-- Start of Input rows --

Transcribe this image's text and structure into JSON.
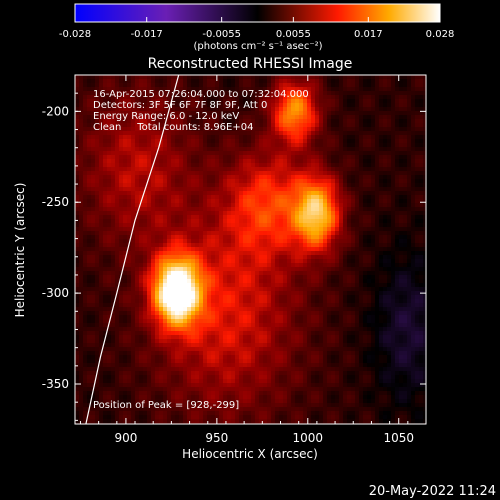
{
  "colorbar": {
    "ticks": [
      "-0.028",
      "-0.017",
      "-0.0055",
      "0.0055",
      "0.017",
      "0.028"
    ],
    "unit_label": "(photons cm⁻² s⁻¹ asec⁻²)",
    "range": [
      -0.028,
      0.028
    ],
    "colormap": "blue-purple-black-red-orange-yellow-white"
  },
  "chart_data": {
    "type": "heatmap",
    "title": "Reconstructed RHESSI Image",
    "annotations": [
      "16-Apr-2015 07:26:04.000 to 07:32:04.000",
      "Detectors: 3F 5F 6F 7F 8F 9F, Att 0",
      "Energy Range: 6.0 - 12.0 keV",
      "Clean     Total counts: 8.96E+04"
    ],
    "peak_label": "Position of Peak = [928,-299]",
    "xlabel": "Heliocentric X (arcsec)",
    "ylabel": "Heliocentric Y (arcsec)",
    "xlim": [
      872,
      1065
    ],
    "ylim": [
      -372,
      -180
    ],
    "x_ticks": [
      "900",
      "950",
      "1000",
      "1050"
    ],
    "y_ticks": [
      "-200",
      "-250",
      "-300",
      "-350"
    ],
    "sources": [
      {
        "x": 928,
        "y": -299,
        "sx": 9,
        "sy": 13,
        "amp": 0.028
      },
      {
        "x": 1005,
        "y": -256,
        "sx": 9,
        "sy": 14,
        "amp": 0.019
      },
      {
        "x": 993,
        "y": -200,
        "sx": 9,
        "sy": 12,
        "amp": 0.016
      },
      {
        "x": 978,
        "y": -250,
        "sx": 16,
        "sy": 20,
        "amp": 0.01
      },
      {
        "x": 955,
        "y": -310,
        "sx": 28,
        "sy": 40,
        "amp": 0.009
      },
      {
        "x": 905,
        "y": -230,
        "sx": 22,
        "sy": 30,
        "amp": 0.007
      },
      {
        "x": 1055,
        "y": -320,
        "sx": 14,
        "sy": 30,
        "amp": -0.006
      }
    ],
    "limb": [
      [
        929,
        -180
      ],
      [
        918,
        -220
      ],
      [
        905,
        -260
      ],
      [
        895,
        -300
      ],
      [
        886,
        -335
      ],
      [
        878,
        -372
      ]
    ],
    "footer": "20-May-2022 11:24"
  }
}
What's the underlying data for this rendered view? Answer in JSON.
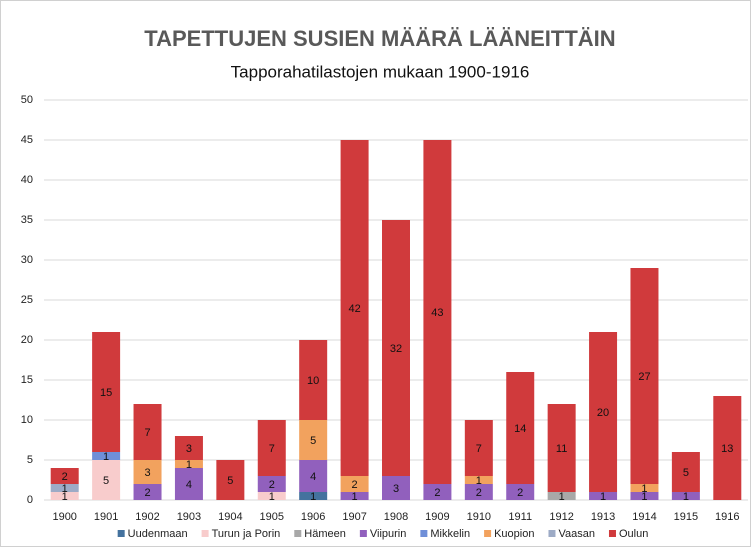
{
  "chart_data": {
    "type": "bar",
    "stacked": true,
    "title": "TAPETTUJEN SUSIEN MÄÄRÄ LÄÄNEITTÄIN",
    "subtitle": "Tapporahatilastojen mukaan 1900-1916",
    "categories": [
      "1900",
      "1901",
      "1902",
      "1903",
      "1904",
      "1905",
      "1906",
      "1907",
      "1908",
      "1909",
      "1910",
      "1911",
      "1912",
      "1913",
      "1914",
      "1915",
      "1916"
    ],
    "series": [
      {
        "name": "Uudenmaan",
        "color": "#44729e",
        "values": [
          0,
          0,
          0,
          0,
          0,
          0,
          1,
          0,
          0,
          0,
          0,
          0,
          0,
          0,
          0,
          0,
          0
        ]
      },
      {
        "name": "Turun ja Porin",
        "color": "#f8cccc",
        "values": [
          1,
          5,
          0,
          0,
          0,
          1,
          0,
          0,
          0,
          0,
          0,
          0,
          0,
          0,
          0,
          0,
          0
        ]
      },
      {
        "name": "Hämeen",
        "color": "#a8a8a8",
        "values": [
          0,
          0,
          0,
          0,
          0,
          0,
          0,
          0,
          0,
          0,
          0,
          0,
          1,
          0,
          0,
          0,
          0
        ]
      },
      {
        "name": "Viipurin",
        "color": "#9160bd",
        "values": [
          0,
          0,
          2,
          4,
          0,
          2,
          4,
          1,
          3,
          2,
          2,
          2,
          0,
          1,
          1,
          1,
          0
        ]
      },
      {
        "name": "Mikkelin",
        "color": "#6f8fd8",
        "values": [
          0,
          1,
          0,
          0,
          0,
          0,
          0,
          0,
          0,
          0,
          0,
          0,
          0,
          0,
          0,
          0,
          0
        ]
      },
      {
        "name": "Kuopion",
        "color": "#f2a25e",
        "values": [
          0,
          0,
          3,
          1,
          0,
          0,
          5,
          2,
          0,
          0,
          1,
          0,
          0,
          0,
          1,
          0,
          0
        ]
      },
      {
        "name": "Vaasan",
        "color": "#9dabc6",
        "values": [
          1,
          0,
          0,
          0,
          0,
          0,
          0,
          0,
          0,
          0,
          0,
          0,
          0,
          0,
          0,
          0,
          0
        ]
      },
      {
        "name": "Oulun",
        "color": "#d03a3c",
        "values": [
          2,
          15,
          7,
          3,
          5,
          7,
          10,
          42,
          32,
          43,
          7,
          14,
          11,
          20,
          27,
          5,
          13
        ]
      }
    ],
    "ylim": [
      0,
      50
    ],
    "yticks": [
      0,
      5,
      10,
      15,
      20,
      25,
      30,
      35,
      40,
      45,
      50
    ],
    "grid": true,
    "legend": "bottom"
  }
}
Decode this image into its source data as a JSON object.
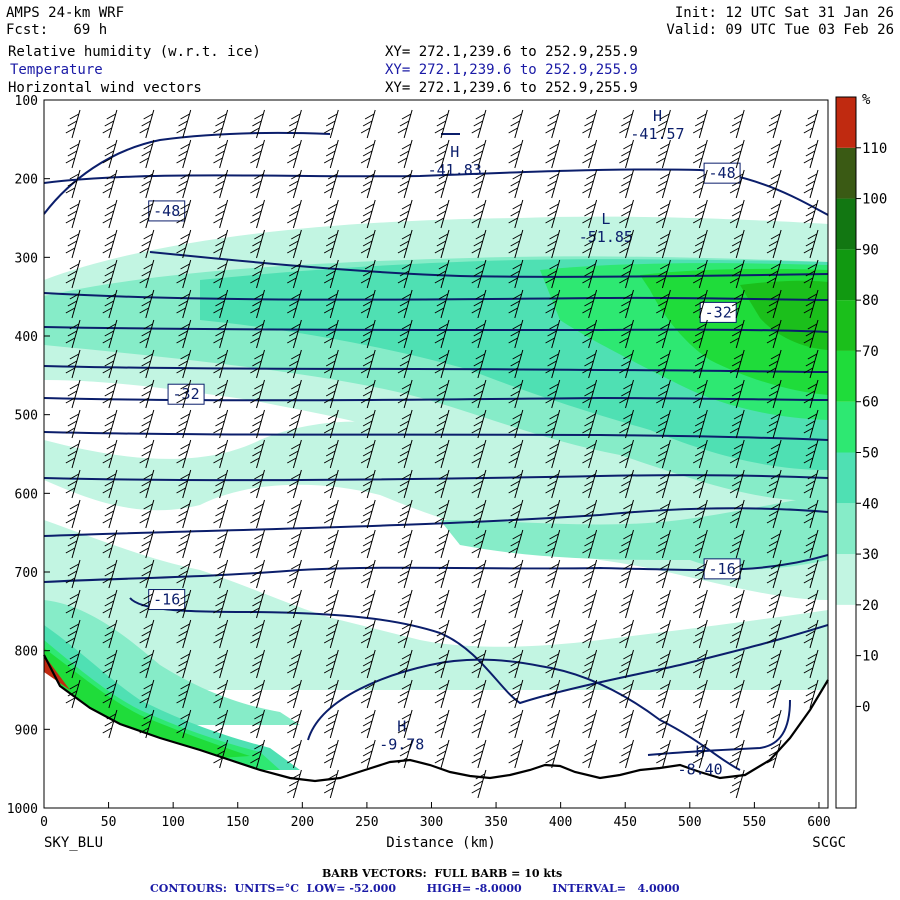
{
  "header": {
    "model": "AMPS 24-km WRF",
    "forecast": "Fcst:   69 h",
    "init": "Init: 12 UTC Sat 31 Jan 26",
    "valid": "Valid: 09 UTC Tue 03 Feb 26",
    "fields": [
      {
        "label": "Relative humidity (w.r.t. ice)",
        "xy": "XY= 272.1,239.6 to 252.9,255.9",
        "color": "#000000"
      },
      {
        "label": "Temperature",
        "xy": "XY= 272.1,239.6 to 252.9,255.9",
        "color": "#1a1aa6"
      },
      {
        "label": "Horizontal wind vectors",
        "xy": "XY= 272.1,239.6 to 252.9,255.9",
        "color": "#000000"
      }
    ]
  },
  "footer": {
    "barb_line": "BARB VECTORS:  FULL BARB = 10 kts",
    "contour_line": "CONTOURS:  UNITS=°C  LOW= -52.000        HIGH= -8.0000        INTERVAL=   4.0000"
  },
  "chart_data": {
    "type": "heatmap",
    "title": "",
    "xlabel": "Distance (km)",
    "ylabel": "",
    "xlim": [
      0,
      607
    ],
    "ylim": [
      1000,
      100
    ],
    "x_ticks": [
      0,
      50,
      100,
      150,
      200,
      250,
      300,
      350,
      400,
      450,
      500,
      550,
      600
    ],
    "y_ticks": [
      100,
      200,
      300,
      400,
      500,
      600,
      700,
      800,
      900,
      1000
    ],
    "left_endpoint": "SKY_BLU",
    "right_endpoint": "SCGC",
    "colorbar": {
      "unit": "%",
      "ticks": [
        0,
        10,
        20,
        30,
        40,
        50,
        60,
        70,
        80,
        90,
        100,
        110
      ],
      "colors": [
        "#ffffff",
        "#ffffff",
        "#ffffff",
        "#ffffff",
        "#c2f5e2",
        "#86ecc8",
        "#4fe0b3",
        "#2ee872",
        "#1fdc3a",
        "#1bbf1b",
        "#119911",
        "#127712",
        "#3a5a14",
        "#c02a10"
      ]
    },
    "temperature_contour_labels": [
      {
        "text": "-48",
        "x": 95,
        "p": 241
      },
      {
        "text": "-48",
        "x": 525,
        "p": 193
      },
      {
        "text": "-32",
        "x": 110,
        "p": 474
      },
      {
        "text": "-32",
        "x": 522,
        "p": 370
      },
      {
        "text": "-16",
        "x": 95,
        "p": 735
      },
      {
        "text": "-16",
        "x": 525,
        "p": 696
      }
    ],
    "extrema": [
      {
        "type": "H",
        "value": "-41.83",
        "x": 318,
        "p": 188
      },
      {
        "type": "H",
        "value": "-41.57",
        "x": 475,
        "p": 142
      },
      {
        "type": "L",
        "value": "-51.85",
        "x": 435,
        "p": 273
      },
      {
        "type": "H",
        "value": "-9.78",
        "x": 277,
        "p": 918
      },
      {
        "type": "H",
        "value": "-8.40",
        "x": 508,
        "p": 950
      }
    ],
    "temperature_isotherm_count": 13,
    "wind_barb_columns": 21
  }
}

-- End of Input rows --

#### What is asked
All lines above with "Heliocentric" in them should be returned.

#### Task output
    "xlabel": "Heliocentric X (arcsec)",
    "ylabel": "Heliocentric Y (arcsec)",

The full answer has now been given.